» Exercise objective: Copy every line of the records below that holds the word "https".

[Dataset records]

---

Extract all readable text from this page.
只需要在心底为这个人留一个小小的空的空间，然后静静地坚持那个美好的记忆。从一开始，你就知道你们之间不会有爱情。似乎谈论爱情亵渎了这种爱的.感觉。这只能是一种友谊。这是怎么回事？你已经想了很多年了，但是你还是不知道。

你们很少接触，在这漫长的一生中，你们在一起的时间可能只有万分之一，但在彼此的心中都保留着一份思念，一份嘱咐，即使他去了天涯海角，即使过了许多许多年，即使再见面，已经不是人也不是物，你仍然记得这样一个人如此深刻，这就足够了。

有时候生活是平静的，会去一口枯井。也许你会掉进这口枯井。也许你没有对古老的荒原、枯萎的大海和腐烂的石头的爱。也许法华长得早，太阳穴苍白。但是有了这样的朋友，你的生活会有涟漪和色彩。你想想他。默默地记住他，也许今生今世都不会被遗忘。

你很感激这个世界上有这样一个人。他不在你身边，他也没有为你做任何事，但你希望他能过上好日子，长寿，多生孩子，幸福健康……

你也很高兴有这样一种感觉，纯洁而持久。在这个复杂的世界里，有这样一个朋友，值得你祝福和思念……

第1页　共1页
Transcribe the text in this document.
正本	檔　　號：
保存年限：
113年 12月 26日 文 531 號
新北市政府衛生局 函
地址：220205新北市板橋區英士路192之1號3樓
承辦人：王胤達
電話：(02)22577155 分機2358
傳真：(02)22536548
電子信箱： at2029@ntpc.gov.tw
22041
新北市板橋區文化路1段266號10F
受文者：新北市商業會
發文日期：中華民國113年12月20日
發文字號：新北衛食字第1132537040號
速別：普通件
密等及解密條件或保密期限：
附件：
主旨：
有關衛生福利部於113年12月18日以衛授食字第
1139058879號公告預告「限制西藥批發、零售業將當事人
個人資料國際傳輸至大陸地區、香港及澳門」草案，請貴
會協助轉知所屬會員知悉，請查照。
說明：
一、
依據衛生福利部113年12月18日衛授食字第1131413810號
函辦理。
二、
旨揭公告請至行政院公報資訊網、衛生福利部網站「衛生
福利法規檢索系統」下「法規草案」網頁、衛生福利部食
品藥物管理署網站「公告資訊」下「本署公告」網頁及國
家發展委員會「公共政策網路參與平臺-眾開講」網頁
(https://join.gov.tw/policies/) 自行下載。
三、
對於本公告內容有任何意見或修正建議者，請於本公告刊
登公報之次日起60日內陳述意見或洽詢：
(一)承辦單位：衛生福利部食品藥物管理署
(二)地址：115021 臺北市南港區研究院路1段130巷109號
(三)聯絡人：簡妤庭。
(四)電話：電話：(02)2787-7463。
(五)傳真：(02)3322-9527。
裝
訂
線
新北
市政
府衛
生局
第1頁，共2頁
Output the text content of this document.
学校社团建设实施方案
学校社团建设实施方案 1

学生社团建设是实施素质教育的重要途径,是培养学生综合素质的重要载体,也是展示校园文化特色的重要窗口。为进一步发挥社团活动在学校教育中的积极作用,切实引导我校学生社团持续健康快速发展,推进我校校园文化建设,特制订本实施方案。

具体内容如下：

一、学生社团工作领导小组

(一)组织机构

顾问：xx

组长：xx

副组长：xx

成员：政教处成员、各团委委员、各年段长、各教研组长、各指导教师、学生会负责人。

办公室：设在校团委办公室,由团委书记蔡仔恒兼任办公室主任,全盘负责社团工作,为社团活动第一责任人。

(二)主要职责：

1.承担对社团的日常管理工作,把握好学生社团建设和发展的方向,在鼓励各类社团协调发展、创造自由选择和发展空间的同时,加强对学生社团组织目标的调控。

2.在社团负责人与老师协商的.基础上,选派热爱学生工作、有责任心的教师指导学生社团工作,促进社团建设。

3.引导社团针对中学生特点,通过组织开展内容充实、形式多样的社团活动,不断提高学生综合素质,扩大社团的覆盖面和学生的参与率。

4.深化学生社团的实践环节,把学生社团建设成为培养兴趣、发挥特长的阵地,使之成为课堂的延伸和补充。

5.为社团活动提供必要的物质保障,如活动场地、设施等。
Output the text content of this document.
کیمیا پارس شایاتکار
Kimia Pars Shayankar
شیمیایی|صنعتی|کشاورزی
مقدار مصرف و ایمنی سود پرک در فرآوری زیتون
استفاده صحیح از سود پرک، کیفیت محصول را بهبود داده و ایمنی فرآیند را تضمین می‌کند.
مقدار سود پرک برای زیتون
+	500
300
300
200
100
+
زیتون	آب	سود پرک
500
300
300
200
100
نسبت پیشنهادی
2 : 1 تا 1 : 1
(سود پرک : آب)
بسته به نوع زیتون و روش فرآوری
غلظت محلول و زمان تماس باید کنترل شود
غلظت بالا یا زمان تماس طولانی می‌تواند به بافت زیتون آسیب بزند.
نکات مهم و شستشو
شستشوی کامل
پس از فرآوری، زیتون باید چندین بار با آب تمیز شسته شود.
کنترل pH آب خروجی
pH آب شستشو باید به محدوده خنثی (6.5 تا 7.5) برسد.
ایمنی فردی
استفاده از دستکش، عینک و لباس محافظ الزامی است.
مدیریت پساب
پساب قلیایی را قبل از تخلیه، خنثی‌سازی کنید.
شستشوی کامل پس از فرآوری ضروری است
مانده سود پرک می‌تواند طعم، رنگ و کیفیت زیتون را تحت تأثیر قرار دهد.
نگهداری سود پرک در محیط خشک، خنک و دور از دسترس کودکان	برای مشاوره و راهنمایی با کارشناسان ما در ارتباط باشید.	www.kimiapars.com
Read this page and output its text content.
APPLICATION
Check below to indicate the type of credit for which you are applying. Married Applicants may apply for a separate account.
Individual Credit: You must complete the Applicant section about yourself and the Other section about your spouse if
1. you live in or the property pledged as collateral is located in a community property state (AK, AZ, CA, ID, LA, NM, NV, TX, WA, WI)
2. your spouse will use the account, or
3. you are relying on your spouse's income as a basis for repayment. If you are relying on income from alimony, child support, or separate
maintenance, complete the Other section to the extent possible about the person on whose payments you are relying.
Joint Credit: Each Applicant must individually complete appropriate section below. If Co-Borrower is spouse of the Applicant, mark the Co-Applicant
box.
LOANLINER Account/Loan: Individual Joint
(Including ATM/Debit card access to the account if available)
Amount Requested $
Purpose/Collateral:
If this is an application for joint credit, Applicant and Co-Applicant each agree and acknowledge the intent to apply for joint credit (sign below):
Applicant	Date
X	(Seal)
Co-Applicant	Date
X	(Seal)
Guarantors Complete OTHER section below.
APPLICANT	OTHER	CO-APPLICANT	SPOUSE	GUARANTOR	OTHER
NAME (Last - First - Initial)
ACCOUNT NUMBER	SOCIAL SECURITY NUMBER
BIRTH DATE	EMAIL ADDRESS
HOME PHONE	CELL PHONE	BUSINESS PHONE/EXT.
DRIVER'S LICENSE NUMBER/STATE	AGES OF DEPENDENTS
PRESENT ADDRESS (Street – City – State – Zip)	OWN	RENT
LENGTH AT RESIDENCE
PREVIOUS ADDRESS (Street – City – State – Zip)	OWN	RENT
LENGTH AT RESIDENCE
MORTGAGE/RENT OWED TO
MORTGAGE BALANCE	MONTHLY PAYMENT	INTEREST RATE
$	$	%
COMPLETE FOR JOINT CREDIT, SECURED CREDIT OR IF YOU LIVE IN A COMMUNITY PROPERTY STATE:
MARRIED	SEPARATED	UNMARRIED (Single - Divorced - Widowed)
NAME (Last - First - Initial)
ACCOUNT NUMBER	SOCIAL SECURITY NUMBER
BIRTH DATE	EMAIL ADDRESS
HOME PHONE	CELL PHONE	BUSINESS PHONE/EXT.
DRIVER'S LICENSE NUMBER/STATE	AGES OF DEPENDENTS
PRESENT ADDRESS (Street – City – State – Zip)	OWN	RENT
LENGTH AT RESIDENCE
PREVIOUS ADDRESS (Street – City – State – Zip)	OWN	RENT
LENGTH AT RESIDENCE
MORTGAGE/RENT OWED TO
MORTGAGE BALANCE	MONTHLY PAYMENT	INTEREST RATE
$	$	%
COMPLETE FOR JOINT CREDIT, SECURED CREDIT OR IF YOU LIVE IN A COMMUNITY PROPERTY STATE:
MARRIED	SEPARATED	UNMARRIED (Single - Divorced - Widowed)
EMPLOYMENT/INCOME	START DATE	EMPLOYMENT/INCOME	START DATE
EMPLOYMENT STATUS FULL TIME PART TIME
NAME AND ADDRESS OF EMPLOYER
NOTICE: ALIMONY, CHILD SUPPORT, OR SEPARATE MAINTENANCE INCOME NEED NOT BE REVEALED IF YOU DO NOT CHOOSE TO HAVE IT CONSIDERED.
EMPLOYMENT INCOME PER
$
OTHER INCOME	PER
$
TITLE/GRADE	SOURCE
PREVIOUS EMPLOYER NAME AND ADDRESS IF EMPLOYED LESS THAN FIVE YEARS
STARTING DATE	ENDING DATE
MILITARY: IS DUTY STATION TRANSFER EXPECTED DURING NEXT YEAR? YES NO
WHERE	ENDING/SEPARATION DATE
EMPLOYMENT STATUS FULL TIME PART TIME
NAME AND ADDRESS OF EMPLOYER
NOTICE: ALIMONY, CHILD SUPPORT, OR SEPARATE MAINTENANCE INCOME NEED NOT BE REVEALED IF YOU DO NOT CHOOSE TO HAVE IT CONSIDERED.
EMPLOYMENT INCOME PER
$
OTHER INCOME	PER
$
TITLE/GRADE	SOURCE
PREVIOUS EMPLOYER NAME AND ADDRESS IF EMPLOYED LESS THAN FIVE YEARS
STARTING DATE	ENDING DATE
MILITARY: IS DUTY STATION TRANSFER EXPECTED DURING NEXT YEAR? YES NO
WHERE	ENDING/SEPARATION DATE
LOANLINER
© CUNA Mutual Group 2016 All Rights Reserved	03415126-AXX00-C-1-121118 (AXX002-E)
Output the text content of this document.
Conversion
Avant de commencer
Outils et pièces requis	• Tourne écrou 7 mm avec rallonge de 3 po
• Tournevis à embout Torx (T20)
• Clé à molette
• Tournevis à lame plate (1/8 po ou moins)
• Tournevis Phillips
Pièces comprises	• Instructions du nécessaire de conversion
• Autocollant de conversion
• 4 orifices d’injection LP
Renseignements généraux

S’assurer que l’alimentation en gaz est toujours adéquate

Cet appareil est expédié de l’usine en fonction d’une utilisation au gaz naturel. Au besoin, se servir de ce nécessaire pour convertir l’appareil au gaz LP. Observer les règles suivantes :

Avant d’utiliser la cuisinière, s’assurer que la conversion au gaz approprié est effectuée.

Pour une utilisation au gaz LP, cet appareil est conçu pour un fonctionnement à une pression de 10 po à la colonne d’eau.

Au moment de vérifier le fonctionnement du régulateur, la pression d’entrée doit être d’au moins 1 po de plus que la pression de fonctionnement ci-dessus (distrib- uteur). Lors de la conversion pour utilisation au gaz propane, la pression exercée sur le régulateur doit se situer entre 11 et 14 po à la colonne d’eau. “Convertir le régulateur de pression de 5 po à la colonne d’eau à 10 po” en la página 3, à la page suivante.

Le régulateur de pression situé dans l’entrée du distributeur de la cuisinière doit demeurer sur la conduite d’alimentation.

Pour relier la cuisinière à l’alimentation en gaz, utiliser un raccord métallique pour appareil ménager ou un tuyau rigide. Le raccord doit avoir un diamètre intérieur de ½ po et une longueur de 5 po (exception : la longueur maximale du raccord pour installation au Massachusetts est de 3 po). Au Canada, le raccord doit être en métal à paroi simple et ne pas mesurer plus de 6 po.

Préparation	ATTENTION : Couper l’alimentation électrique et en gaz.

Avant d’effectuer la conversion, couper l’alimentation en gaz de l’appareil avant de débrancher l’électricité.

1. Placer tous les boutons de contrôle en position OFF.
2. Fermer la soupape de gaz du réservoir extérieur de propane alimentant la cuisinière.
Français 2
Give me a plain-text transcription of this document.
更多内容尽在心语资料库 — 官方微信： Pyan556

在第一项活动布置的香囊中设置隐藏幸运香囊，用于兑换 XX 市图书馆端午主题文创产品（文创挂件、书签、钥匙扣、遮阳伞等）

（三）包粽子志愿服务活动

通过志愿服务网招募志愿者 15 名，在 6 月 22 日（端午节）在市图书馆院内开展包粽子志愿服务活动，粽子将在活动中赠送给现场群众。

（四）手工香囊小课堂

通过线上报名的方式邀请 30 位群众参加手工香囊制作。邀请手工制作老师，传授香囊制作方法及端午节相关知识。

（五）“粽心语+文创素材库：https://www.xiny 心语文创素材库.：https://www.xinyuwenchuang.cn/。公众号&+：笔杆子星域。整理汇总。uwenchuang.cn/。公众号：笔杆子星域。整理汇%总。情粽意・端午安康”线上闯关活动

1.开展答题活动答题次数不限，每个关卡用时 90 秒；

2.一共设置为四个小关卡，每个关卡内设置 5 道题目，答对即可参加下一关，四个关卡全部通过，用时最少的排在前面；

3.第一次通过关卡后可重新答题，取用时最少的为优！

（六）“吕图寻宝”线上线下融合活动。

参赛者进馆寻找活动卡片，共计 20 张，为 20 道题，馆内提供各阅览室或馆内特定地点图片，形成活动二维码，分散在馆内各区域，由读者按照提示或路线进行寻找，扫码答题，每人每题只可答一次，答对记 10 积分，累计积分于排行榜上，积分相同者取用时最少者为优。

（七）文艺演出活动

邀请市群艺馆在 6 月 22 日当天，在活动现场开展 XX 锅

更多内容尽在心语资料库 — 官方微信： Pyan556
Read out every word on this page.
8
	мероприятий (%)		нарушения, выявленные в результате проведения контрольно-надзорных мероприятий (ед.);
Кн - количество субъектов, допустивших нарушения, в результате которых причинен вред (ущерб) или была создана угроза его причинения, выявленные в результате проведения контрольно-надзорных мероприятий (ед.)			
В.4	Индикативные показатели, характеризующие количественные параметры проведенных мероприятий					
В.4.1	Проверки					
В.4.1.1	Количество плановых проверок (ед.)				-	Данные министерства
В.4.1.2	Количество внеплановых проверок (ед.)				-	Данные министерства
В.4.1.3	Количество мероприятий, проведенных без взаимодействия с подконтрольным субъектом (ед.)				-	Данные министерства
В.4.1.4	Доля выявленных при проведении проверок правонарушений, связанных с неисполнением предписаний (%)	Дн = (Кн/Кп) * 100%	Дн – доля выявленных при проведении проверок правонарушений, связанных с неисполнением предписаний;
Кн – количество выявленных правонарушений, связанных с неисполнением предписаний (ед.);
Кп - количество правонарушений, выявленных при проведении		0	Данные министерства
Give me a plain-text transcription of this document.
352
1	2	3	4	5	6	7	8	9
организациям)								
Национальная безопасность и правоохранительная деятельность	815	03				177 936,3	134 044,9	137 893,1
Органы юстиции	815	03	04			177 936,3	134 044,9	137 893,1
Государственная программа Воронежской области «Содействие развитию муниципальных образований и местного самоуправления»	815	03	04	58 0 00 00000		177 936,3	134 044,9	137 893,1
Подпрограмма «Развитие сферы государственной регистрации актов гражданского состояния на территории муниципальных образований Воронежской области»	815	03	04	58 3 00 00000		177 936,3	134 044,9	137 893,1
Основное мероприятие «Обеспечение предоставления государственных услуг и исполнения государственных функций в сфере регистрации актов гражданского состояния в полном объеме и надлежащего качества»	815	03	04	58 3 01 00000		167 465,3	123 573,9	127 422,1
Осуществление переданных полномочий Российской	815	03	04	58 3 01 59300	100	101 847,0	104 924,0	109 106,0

---

» Written answer:
(https://join.gov.tw/policies/) 自行下載。
（五）“粽心语+文创素材库：https://www.xiny 心语文创素材库.：https://www.xinyuwenchuang.cn/。公众号&+：笔杆子星域。整理汇总。uwenchuang.cn/。公众号：笔杆子星域。整理汇%总。情粽意・端午安康”线上闯关活动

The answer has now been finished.